Work to be completed: Copy every record word for word.

Information provided:
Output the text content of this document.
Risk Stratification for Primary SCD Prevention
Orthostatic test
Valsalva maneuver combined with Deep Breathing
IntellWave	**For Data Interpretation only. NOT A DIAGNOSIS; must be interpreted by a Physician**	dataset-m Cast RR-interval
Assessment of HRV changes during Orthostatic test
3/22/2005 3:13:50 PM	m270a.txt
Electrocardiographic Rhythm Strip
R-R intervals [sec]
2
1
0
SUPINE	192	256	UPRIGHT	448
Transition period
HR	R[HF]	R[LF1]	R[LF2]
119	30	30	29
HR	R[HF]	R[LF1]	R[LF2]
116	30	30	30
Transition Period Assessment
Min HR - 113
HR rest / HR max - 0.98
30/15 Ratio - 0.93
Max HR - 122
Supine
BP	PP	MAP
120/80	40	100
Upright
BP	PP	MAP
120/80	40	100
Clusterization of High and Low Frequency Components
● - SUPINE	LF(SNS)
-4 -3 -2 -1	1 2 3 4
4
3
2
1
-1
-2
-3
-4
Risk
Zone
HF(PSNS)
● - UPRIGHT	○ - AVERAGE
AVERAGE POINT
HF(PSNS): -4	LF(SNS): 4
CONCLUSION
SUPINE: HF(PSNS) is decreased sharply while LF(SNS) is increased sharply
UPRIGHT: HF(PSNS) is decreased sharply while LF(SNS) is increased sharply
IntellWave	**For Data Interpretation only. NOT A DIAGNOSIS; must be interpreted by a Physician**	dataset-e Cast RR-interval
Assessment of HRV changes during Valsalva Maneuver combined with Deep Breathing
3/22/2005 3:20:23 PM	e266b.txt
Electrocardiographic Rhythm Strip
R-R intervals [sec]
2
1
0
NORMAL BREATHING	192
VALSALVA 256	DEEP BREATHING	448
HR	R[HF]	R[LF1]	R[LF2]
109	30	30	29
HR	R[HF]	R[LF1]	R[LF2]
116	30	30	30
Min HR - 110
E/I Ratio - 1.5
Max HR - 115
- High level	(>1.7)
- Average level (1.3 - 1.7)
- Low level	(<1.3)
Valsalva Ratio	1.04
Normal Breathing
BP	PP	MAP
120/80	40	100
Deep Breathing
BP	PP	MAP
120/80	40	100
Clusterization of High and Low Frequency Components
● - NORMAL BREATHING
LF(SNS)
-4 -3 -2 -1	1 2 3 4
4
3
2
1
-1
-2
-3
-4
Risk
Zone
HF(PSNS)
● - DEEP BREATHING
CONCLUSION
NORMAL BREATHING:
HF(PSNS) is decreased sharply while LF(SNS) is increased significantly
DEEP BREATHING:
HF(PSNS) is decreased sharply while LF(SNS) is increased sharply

Completed task:
Output the text content of this document.
Risk Stratification for Primary SCD Prevention
Orthostatic test
Valsalva maneuver combined with Deep Breathing
IntellWave	**For Data Interpretation only. NOT A DIAGNOSIS; must be interpreted by a Physician**	dataset-m Cast RR-interval
Assessment of HRV changes during Orthostatic test
3/22/2005 3:13:50 PM	m270a.txt
Electrocardiographic Rhythm Strip
R-R intervals [sec]
2
1
0
SUPINE	192	256	UPRIGHT	448
Transition period
HR	R[HF]	R[LF1]	R[LF2]
119	30	30	29
HR	R[HF]	R[LF1]	R[LF2]
116	30	30	30
Transition Period Assessment
Min HR - 113
HR rest / HR max - 0.98
30/15 Ratio - 0.93
Max HR - 122
Supine
BP	PP	MAP
120/80	40	100
Upright
BP	PP	MAP
120/80	40	100
Clusterization of High and Low Frequency Components
● - SUPINE	LF(SNS)
-4 -3 -2 -1	1 2 3 4
4
3
2
1
-1
-2
-3
-4
Risk
Zone
HF(PSNS)
● - UPRIGHT	○ - AVERAGE
AVERAGE POINT
HF(PSNS): -4	LF(SNS): 4
CONCLUSION
SUPINE: HF(PSNS) is decreased sharply while LF(SNS) is increased sharply
UPRIGHT: HF(PSNS) is decreased sharply while LF(SNS) is increased sharply
IntellWave	**For Data Interpretation only. NOT A DIAGNOSIS; must be interpreted by a Physician**	dataset-e Cast RR-interval
Assessment of HRV changes during Valsalva Maneuver combined with Deep Breathing
3/22/2005 3:20:23 PM	e266b.txt
Electrocardiographic Rhythm Strip
R-R intervals [sec]
2
1
0
NORMAL BREATHING	192
VALSALVA 256	DEEP BREATHING	448
HR	R[HF]	R[LF1]	R[LF2]
109	30	30	29
HR	R[HF]	R[LF1]	R[LF2]
116	30	30	30
Min HR - 110
E/I Ratio - 1.5
Max HR - 115
- High level	(>1.7)
- Average level (1.3 - 1.7)
- Low level	(<1.3)
Valsalva Ratio	1.04
Normal Breathing
BP	PP	MAP
120/80	40	100
Deep Breathing
BP	PP	MAP
120/80	40	100
Clusterization of High and Low Frequency Components
● - NORMAL BREATHING
LF(SNS)
-4 -3 -2 -1	1 2 3 4
4
3
2
1
-1
-2
-3
-4
Risk
Zone
HF(PSNS)
● - DEEP BREATHING
CONCLUSION
NORMAL BREATHING:
HF(PSNS) is decreased sharply while LF(SNS) is increased significantly
DEEP BREATHING:
HF(PSNS) is decreased sharply while LF(SNS) is increased sharply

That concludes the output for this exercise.